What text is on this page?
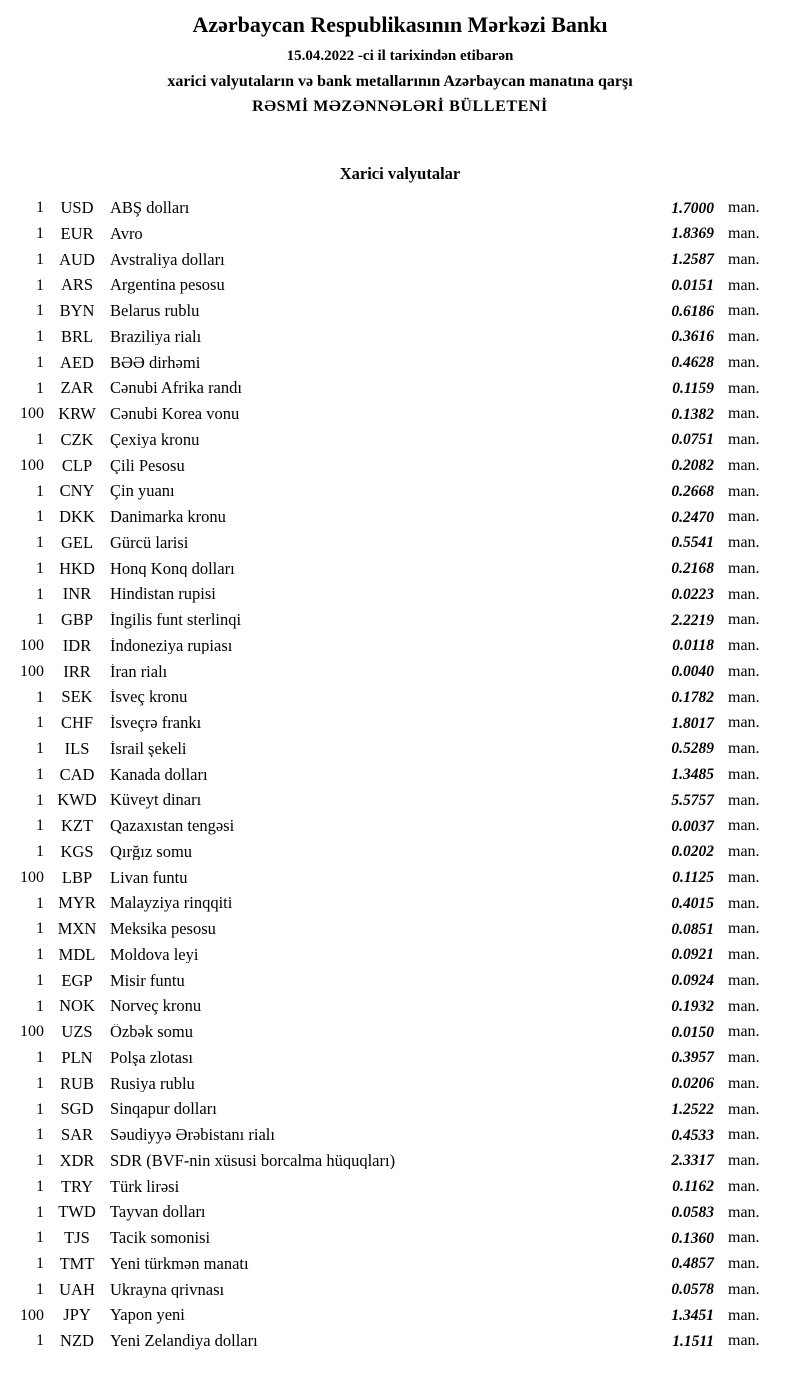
Azərbaycan Respublikasının Mərkəzi Bankı
15.04.2022 -ci il tarixindən etibarən
xarici valyutaların və bank metallarının Azərbaycan manatına qarşı
RƏSMİ MƏZƏNNƏLƏRİ BÜLLETENİ
Xarici valyutalar
1 USD	ABŞ dolları	1.7000 man.
1	EUR	Avro	1.8369 man.
1 AUD Avstraliya dolları	1.2587 man.
1	ARS	Argentina pesosu	0.0151 man.
1 BYN Belarus rublu	0.6186 man.
1	BRL	Braziliya rialı	0.3616 man.
1 AED BƏƏ dirhəmi	0.4628 man.
1	ZAR	Cənubi Afrika randı	0.1159 man.
100 KRW Cənubi Korea vonu	0.1382 man.
1	CZK	Çexiya kronu	0.0751 man.
100	CLP	Çili Pesosu	0.2082 man.
1 CNY Çin yuanı	0.2668 man.
1 DKK Danimarka kronu	0.2470 man.
1	GEL	Gürcü larisi	0.5541 man.
1 HKD Honq Konq dolları	0.2168 man.
1	INR	Hindistan rupisi	0.0223 man.
1	GBP	İngilis funt sterlinqi	2.2219 man.
100	IDR	İndoneziya rupiası	0.0118 man.
100	IRR	İran rialı	0.0040 man.
1	SEK	İsveç kronu	0.1782 man.
1	CHF	İsveçrə frankı	1.8017 man.
1	ILS	İsrail şekeli	0.5289 man.
1 CAD Kanada dolları	1.3485 man.
1 KWD Küveyt dinarı	5.5757 man.
1	KZT	Qazaxıstan tengəsi	0.0037 man.
1 KGS	Qırğız somu	0.0202 man.
100	LBP	Livan funtu	0.1125 man.
1 MYR Malayziya rinqqiti	0.4015 man.
1 MXN Meksika pesosu	0.0851 man.
1 MDL Moldova leyi	0.0921 man.
1	EGP	Misir funtu	0.0924 man.
1 NOK Norveç kronu	0.1932 man.
100	UZS	Özbək somu	0.0150 man.
1	PLN	Polşa zlotası	0.3957 man.
1 RUB Rusiya rublu	0.0206 man.
1 SGD	Sinqapur dolları	1.2522 man.
1	SAR	Səudiyyə Ərəbistanı rialı	0.4533 man.
1 XDR SDR (BVF-nin xüsusi borcalma hüquqları)	2.3317 man.
1	TRY	Türk lirəsi	0.1162 man.
1 TWD Tayvan dolları	0.0583 man.
1	TJS	Tacik somonisi	0.1360 man.
1 TMT Yeni türkmən manatı	0.4857 man.
1 UAH Ukrayna qrivnası	0.0578 man.
100	JPY	Yapon yeni	1.3451 man.
1 NZD Yeni Zelandiya dolları	1.1511 man.
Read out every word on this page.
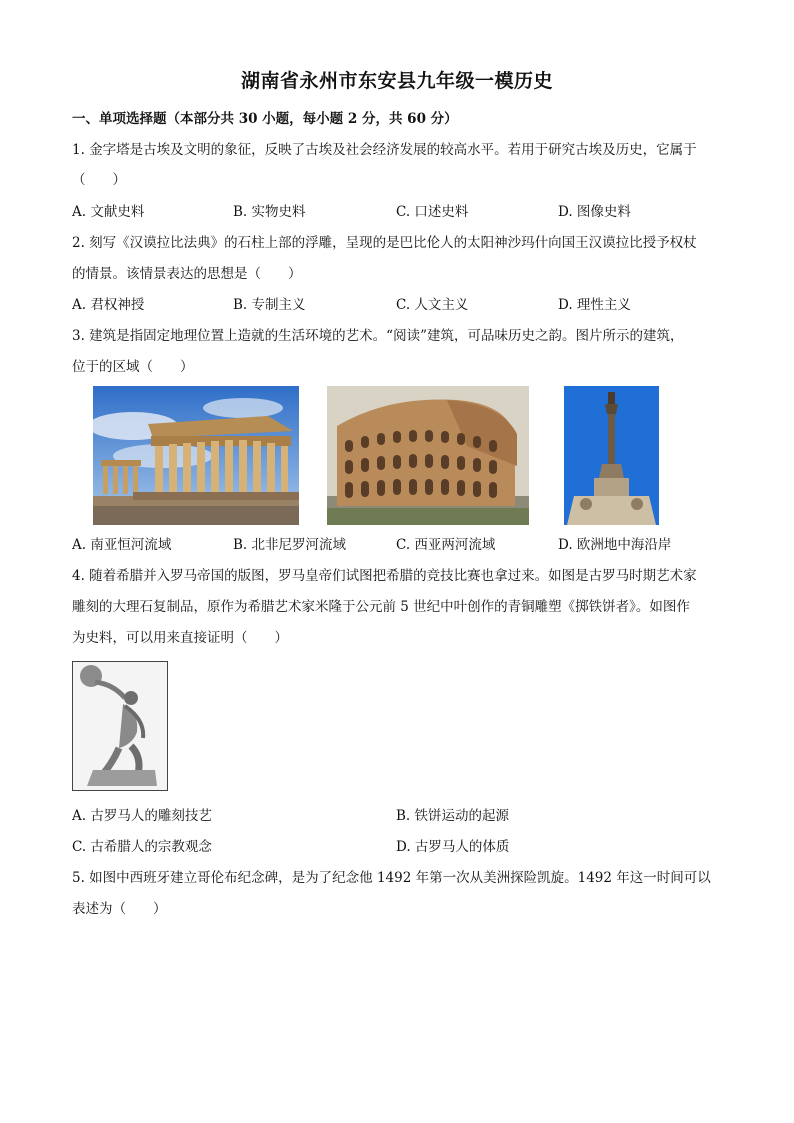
湖南省永州市东安县九年级一模历史
一、单项选择题（本部分共 30 小题，每小题 2 分，共 60 分）
1. 金字塔是古埃及文明的象征，反映了古埃及社会经济发展的较高水平。若用于研究古埃及历史，它属于
（　　）
A. 文献史料	B. 实物史料	C. 口述史料	D. 图像史料
2. 刻写《汉谟拉比法典》的石柱上部的浮雕，呈现的是巴比伦人的太阳神沙玛什向国王汉谟拉比授予权杖
的情景。该情景表达的思想是（　　）
A. 君权神授	B. 专制主义	C. 人文主义	D. 理性主义
3. 建筑是指固定地理位置上造就的生活环境的艺术。“阅读”建筑，可品味历史之韵。图片所示的建筑，
位于的区域（　　）
A. 南亚恒河流域	B. 北非尼罗河流域	C. 西亚两河流域	D. 欧洲地中海沿岸
4. 随着希腊并入罗马帝国的版图，罗马皇帝们试图把希腊的竞技比赛也拿过来。如图是古罗马时期艺术家
雕刻的大理石复制品，原作为希腊艺术家米隆于公元前 5 世纪中叶创作的青铜雕塑《掷铁饼者》。如图作
为史料，可以用来直接证明（　　）
A. 古罗马人的雕刻技艺	B. 铁饼运动的起源
C. 古希腊人的宗教观念	D. 古罗马人的体质
5. 如图中西班牙建立哥伦布纪念碑，是为了纪念他 1492 年第一次从美洲探险凯旋。1492 年这一时间可以
表述为（　　）
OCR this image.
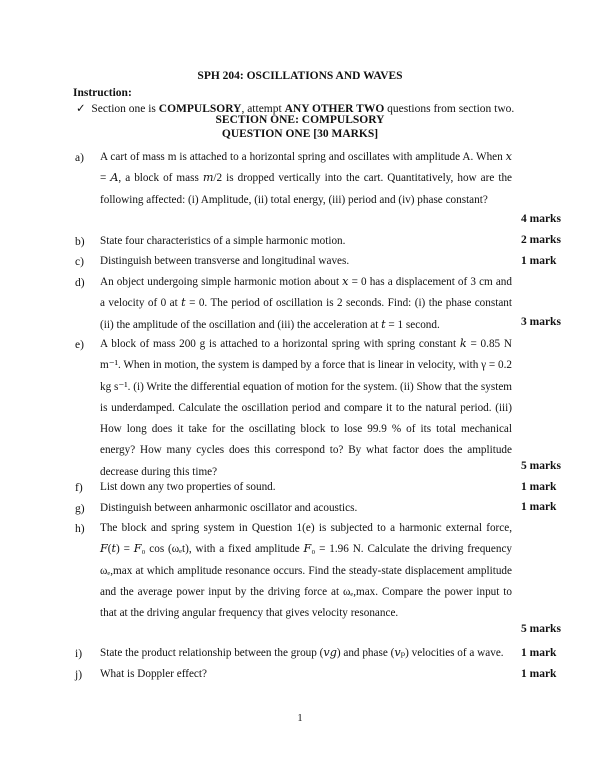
SPH 204: OSCILLATIONS AND WAVES
Instruction:
✓ Section one is COMPULSORY, attempt ANY OTHER TWO questions from section two.
SECTION ONE: COMPULSORY
QUESTION ONE [30 MARKS]
a) A cart of mass m is attached to a horizontal spring and oscillates with amplitude A. When 𝑥 = 𝐴, a block of mass 𝑚/2 is dropped vertically into the cart. Quantitatively, how are the following affected: (i) Amplitude, (ii) total energy, (iii) period and (iv) phase constant?
4 marks
b) State four characteristics of a simple harmonic motion.	2 marks
c) Distinguish between transverse and longitudinal waves.	1 mark
d) An object undergoing simple harmonic motion about 𝑥 = 0 has a displacement of 3 cm and a velocity of 0 at 𝑡 = 0. The period of oscillation is 2 seconds. Find: (i) the phase constant (ii) the amplitude of the oscillation and (iii) the acceleration at 𝑡 = 1 second.	3 marks
e) A block of mass 200 g is attached to a horizontal spring with spring constant 𝑘 = 0.85 N m⁻¹. When in motion, the system is damped by a force that is linear in velocity, with γ = 0.2 kg s⁻¹. (i) Write the differential equation of motion for the system. (ii) Show that the system is underdamped. Calculate the oscillation period and compare it to the natural period. (iii) How long does it take for the oscillating block to lose 99.9 % of its total mechanical energy? How many cycles does this correspond to? By what factor does the amplitude decrease during this time?	5 marks
f) List down any two properties of sound.	1 mark
g) Distinguish between anharmonic oscillator and acoustics.	1 mark
h) The block and spring system in Question 1(e) is subjected to a harmonic external force, 𝐹(𝑡) = 𝐹₀ cos (ωₑt), with a fixed amplitude 𝐹₀ = 1.96 N. Calculate the driving frequency ωₑ,max at which amplitude resonance occurs. Find the steady-state displacement amplitude and the average power input by the driving force at ωₑ,max. Compare the power input to that at the driving angular frequency that gives velocity resonance.
5 marks
i) State the product relationship between the group (𝑣𝑔) and phase (𝑣ₚ) velocities of a wave.	1 mark
j) What is Doppler effect?	1 mark
1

········

== What you will do ==
Repeat the records word for word. Any picture in them should be left out.

== Complete answer ==
What text is on this page?
Azərbaycan Respublikasının Mərkəzi Bankı
15.04.2022 -ci il tarixindən etibarən
xarici valyutaların və bank metallarının Azərbaycan manatına qarşı
RƏSMİ MƏZƏNNƏLƏRİ BÜLLETENİ
Xarici valyutalar
1 USD	ABŞ dolları	1.7000 man.
1	EUR	Avro	1.8369 man.
1 AUD Avstraliya dolları	1.2587 man.
1	ARS	Argentina pesosu	0.0151 man.
1 BYN Belarus rublu	0.6186 man.
1	BRL	Braziliya rialı	0.3616 man.
1 AED BƏƏ dirhəmi	0.4628 man.
1	ZAR	Cənubi Afrika randı	0.1159 man.
100 KRW Cənubi Korea vonu	0.1382 man.
1	CZK	Çexiya kronu	0.0751 man.
100	CLP	Çili Pesosu	0.2082 man.
1 CNY Çin yuanı	0.2668 man.
1 DKK Danimarka kronu	0.2470 man.
1	GEL	Gürcü larisi	0.5541 man.
1 HKD Honq Konq dolları	0.2168 man.
1	INR	Hindistan rupisi	0.0223 man.
1	GBP	İngilis funt sterlinqi	2.2219 man.
100	IDR	İndoneziya rupiası	0.0118 man.
100	IRR	İran rialı	0.0040 man.
1	SEK	İsveç kronu	0.1782 man.
1	CHF	İsveçrə frankı	1.8017 man.
1	ILS	İsrail şekeli	0.5289 man.
1 CAD Kanada dolları	1.3485 man.
1 KWD Küveyt dinarı	5.5757 man.
1	KZT	Qazaxıstan tengəsi	0.0037 man.
1 KGS	Qırğız somu	0.0202 man.
100	LBP	Livan funtu	0.1125 man.
1 MYR Malayziya rinqqiti	0.4015 man.
1 MXN Meksika pesosu	0.0851 man.
1 MDL Moldova leyi	0.0921 man.
1	EGP	Misir funtu	0.0924 man.
1 NOK Norveç kronu	0.1932 man.
100	UZS	Özbək somu	0.0150 man.
1	PLN	Polşa zlotası	0.3957 man.
1 RUB Rusiya rublu	0.0206 man.
1 SGD	Sinqapur dolları	1.2522 man.
1	SAR	Səudiyyə Ərəbistanı rialı	0.4533 man.
1 XDR SDR (BVF-nin xüsusi borcalma hüquqları)	2.3317 man.
1	TRY	Türk lirəsi	0.1162 man.
1 TWD Tayvan dolları	0.0583 man.
1	TJS	Tacik somonisi	0.1360 man.
1 TMT Yeni türkmən manatı	0.4857 man.
1 UAH Ukrayna qrivnası	0.0578 man.
100	JPY	Yapon yeni	1.3451 man.
1 NZD Yeni Zelandiya dolları	1.1511 man.
Read out every word on this page.
湖南省永州市东安县九年级一模历史
一、单项选择题（本部分共 30 小题，每小题 2 分，共 60 分）
1. 金字塔是古埃及文明的象征，反映了古埃及社会经济发展的较高水平。若用于研究古埃及历史，它属于
（　　）
A. 文献史料	B. 实物史料	C. 口述史料	D. 图像史料
2. 刻写《汉谟拉比法典》的石柱上部的浮雕，呈现的是巴比伦人的太阳神沙玛什向国王汉谟拉比授予权杖
的情景。该情景表达的思想是（　　）
A. 君权神授	B. 专制主义	C. 人文主义	D. 理性主义
3. 建筑是指固定地理位置上造就的生活环境的艺术。“阅读”建筑，可品味历史之韵。图片所示的建筑，
位于的区域（　　）
A. 南亚恒河流域	B. 北非尼罗河流域	C. 西亚两河流域	D. 欧洲地中海沿岸
4. 随着希腊并入罗马帝国的版图，罗马皇帝们试图把希腊的竞技比赛也拿过来。如图是古罗马时期艺术家
雕刻的大理石复制品，原作为希腊艺术家米隆于公元前 5 世纪中叶创作的青铜雕塑《掷铁饼者》。如图作
为史料，可以用来直接证明（　　）
A. 古罗马人的雕刻技艺	B. 铁饼运动的起源
C. 古希腊人的宗教观念	D. 古罗马人的体质
5. 如图中西班牙建立哥伦布纪念碑，是为了纪念他 1492 年第一次从美洲探险凯旋。1492 年这一时间可以
表述为（　　）
OCR this image.
SPH 204: OSCILLATIONS AND WAVES
Instruction:
✓ Section one is COMPULSORY, attempt ANY OTHER TWO questions from section two.
SECTION ONE: COMPULSORY
QUESTION ONE [30 MARKS]
a) A cart of mass m is attached to a horizontal spring and oscillates with amplitude A. When 𝑥 = 𝐴, a block of mass 𝑚/2 is dropped vertically into the cart. Quantitatively, how are the following affected: (i) Amplitude, (ii) total energy, (iii) period and (iv) phase constant?
4 marks
b) State four characteristics of a simple harmonic motion.	2 marks
c) Distinguish between transverse and longitudinal waves.	1 mark
d) An object undergoing simple harmonic motion about 𝑥 = 0 has a displacement of 3 cm and a velocity of 0 at 𝑡 = 0. The period of oscillation is 2 seconds. Find: (i) the phase constant (ii) the amplitude of the oscillation and (iii) the acceleration at 𝑡 = 1 second.	3 marks
e) A block of mass 200 g is attached to a horizontal spring with spring constant 𝑘 = 0.85 N m⁻¹. When in motion, the system is damped by a force that is linear in velocity, with γ = 0.2 kg s⁻¹. (i) Write the differential equation of motion for the system. (ii) Show that the system is underdamped. Calculate the oscillation period and compare it to the natural period. (iii) How long does it take for the oscillating block to lose 99.9 % of its total mechanical energy? How many cycles does this correspond to? By what factor does the amplitude decrease during this time?	5 marks
f) List down any two properties of sound.	1 mark
g) Distinguish between anharmonic oscillator and acoustics.	1 mark
h) The block and spring system in Question 1(e) is subjected to a harmonic external force, 𝐹(𝑡) = 𝐹₀ cos (ωₑt), with a fixed amplitude 𝐹₀ = 1.96 N. Calculate the driving frequency ωₑ,max at which amplitude resonance occurs. Find the steady-state displacement amplitude and the average power input by the driving force at ωₑ,max. Compare the power input to that at the driving angular frequency that gives velocity resonance.
5 marks
i) State the product relationship between the group (𝑣𝑔) and phase (𝑣ₚ) velocities of a wave.	1 mark
j) What is Doppler effect?	1 mark
1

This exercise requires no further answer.